▶ **What is needed**
Write out the data again exactly, skipping every picture.
• • • • • • •
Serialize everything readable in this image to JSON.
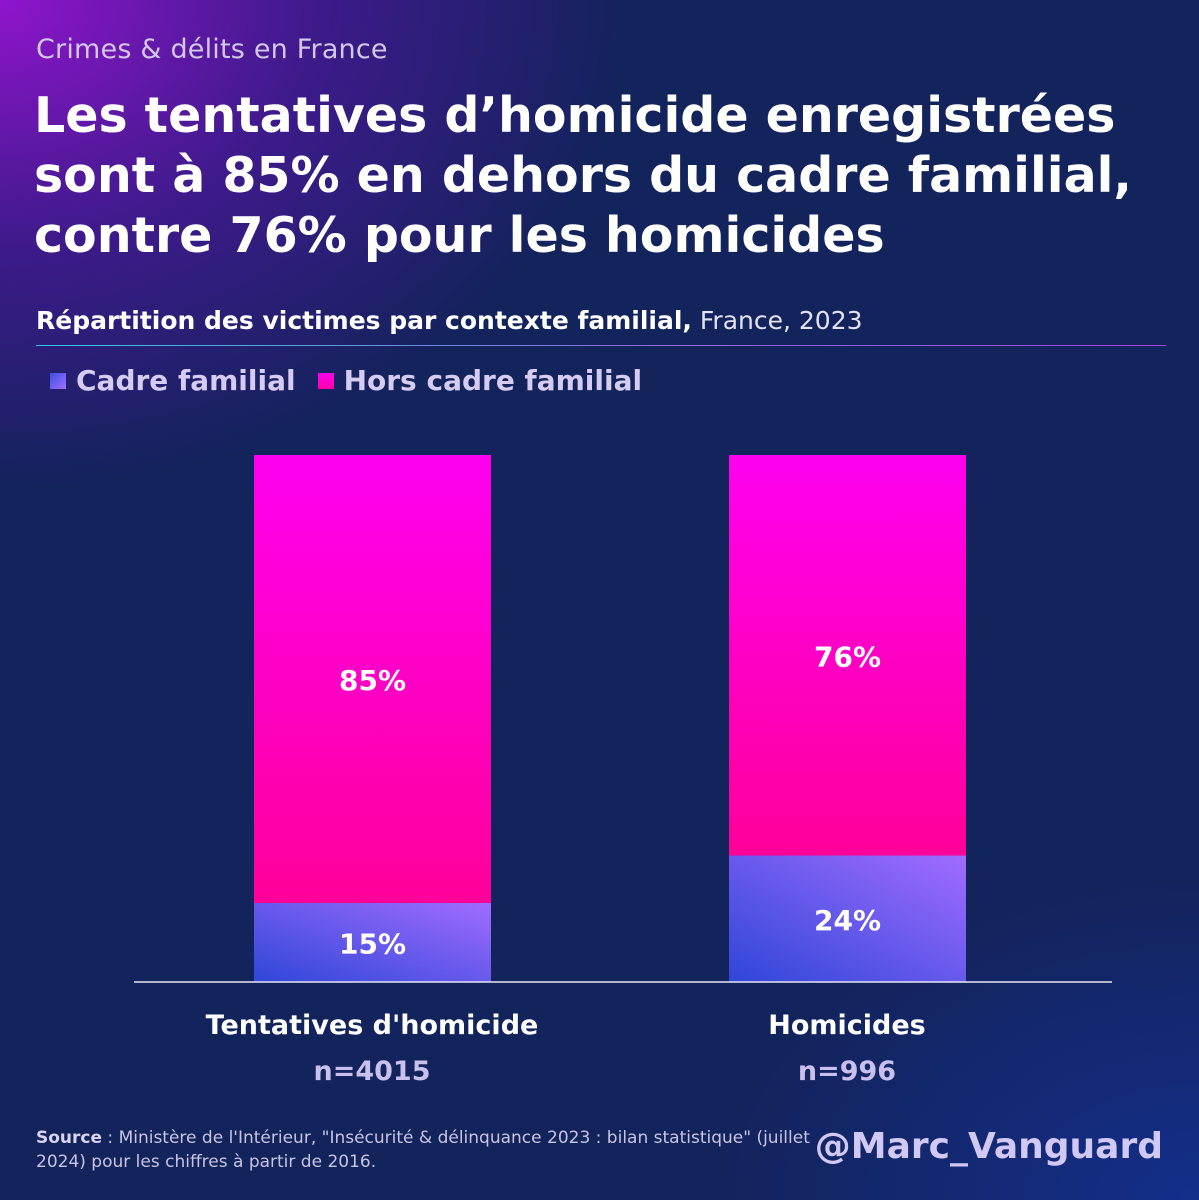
{
  "kicker": "Crimes & délits en France",
  "headline": "Les tentatives d’homicide enregistrées sont à 85% en dehors du cadre familial, contre 76% pour les homicides",
  "subtitle": {
    "strong": "Répartition des victimes par contexte familial,",
    "light": " France, 2023"
  },
  "legend": {
    "cadre": "Cadre familial",
    "hors": "Hors cadre familial"
  },
  "colors": {
    "cadre_start": "#2f47d8",
    "cadre_end": "#a06cff",
    "hors_top": "#ff00f0",
    "hors_bottom": "#ff0099"
  },
  "categories": [
    {
      "label": "Tentatives d'homicide",
      "n": "n=4015"
    },
    {
      "label": "Homicides",
      "n": "n=996"
    }
  ],
  "chart_data": {
    "type": "bar",
    "stacked": true,
    "categories": [
      "Tentatives d'homicide",
      "Homicides"
    ],
    "series": [
      {
        "name": "Cadre familial",
        "values": [
          15,
          24
        ],
        "labels": [
          "15%",
          "24%"
        ]
      },
      {
        "name": "Hors cadre familial",
        "values": [
          85,
          76
        ],
        "labels": [
          "85%",
          "76%"
        ]
      }
    ],
    "ylim": [
      0,
      100
    ],
    "grid": false,
    "legend_position": "top-left"
  },
  "source": {
    "key": "Source",
    "text": " : Ministère de l'Intérieur, \"Insécurité & délinquance 2023 : bilan statistique\" (juillet 2024) pour les chiffres à partir de 2016."
  },
  "handle": "@Marc_Vanguard"
}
• • • • • • •
▶ **Exercise answer**
Serialize everything readable in this image to JSON.
{
  "kicker": "Crimes & délits en France",
  "headline": "Les tentatives d’homicide enregistrées sont à 85% en dehors du cadre familial, contre 76% pour les homicides",
  "subtitle": {
    "strong": "Répartition des victimes par contexte familial,",
    "light": " France, 2023"
  },
  "legend": {
    "cadre": "Cadre familial",
    "hors": "Hors cadre familial"
  },
  "colors": {
    "cadre_start": "#2f47d8",
    "cadre_end": "#a06cff",
    "hors_top": "#ff00f0",
    "hors_bottom": "#ff0099"
  },
  "categories": [
    {
      "label": "Tentatives d'homicide",
      "n": "n=4015"
    },
    {
      "label": "Homicides",
      "n": "n=996"
    }
  ],
  "chart_data": {
    "type": "bar",
    "stacked": true,
    "categories": [
      "Tentatives d'homicide",
      "Homicides"
    ],
    "series": [
      {
        "name": "Cadre familial",
        "values": [
          15,
          24
        ],
        "labels": [
          "15%",
          "24%"
        ]
      },
      {
        "name": "Hors cadre familial",
        "values": [
          85,
          76
        ],
        "labels": [
          "85%",
          "76%"
        ]
      }
    ],
    "ylim": [
      0,
      100
    ],
    "grid": false,
    "legend_position": "top-left"
  },
  "source": {
    "key": "Source",
    "text": " : Ministère de l'Intérieur, \"Insécurité & délinquance 2023 : bilan statistique\" (juillet 2024) pour les chiffres à partir de 2016."
  },
  "handle": "@Marc_Vanguard"
}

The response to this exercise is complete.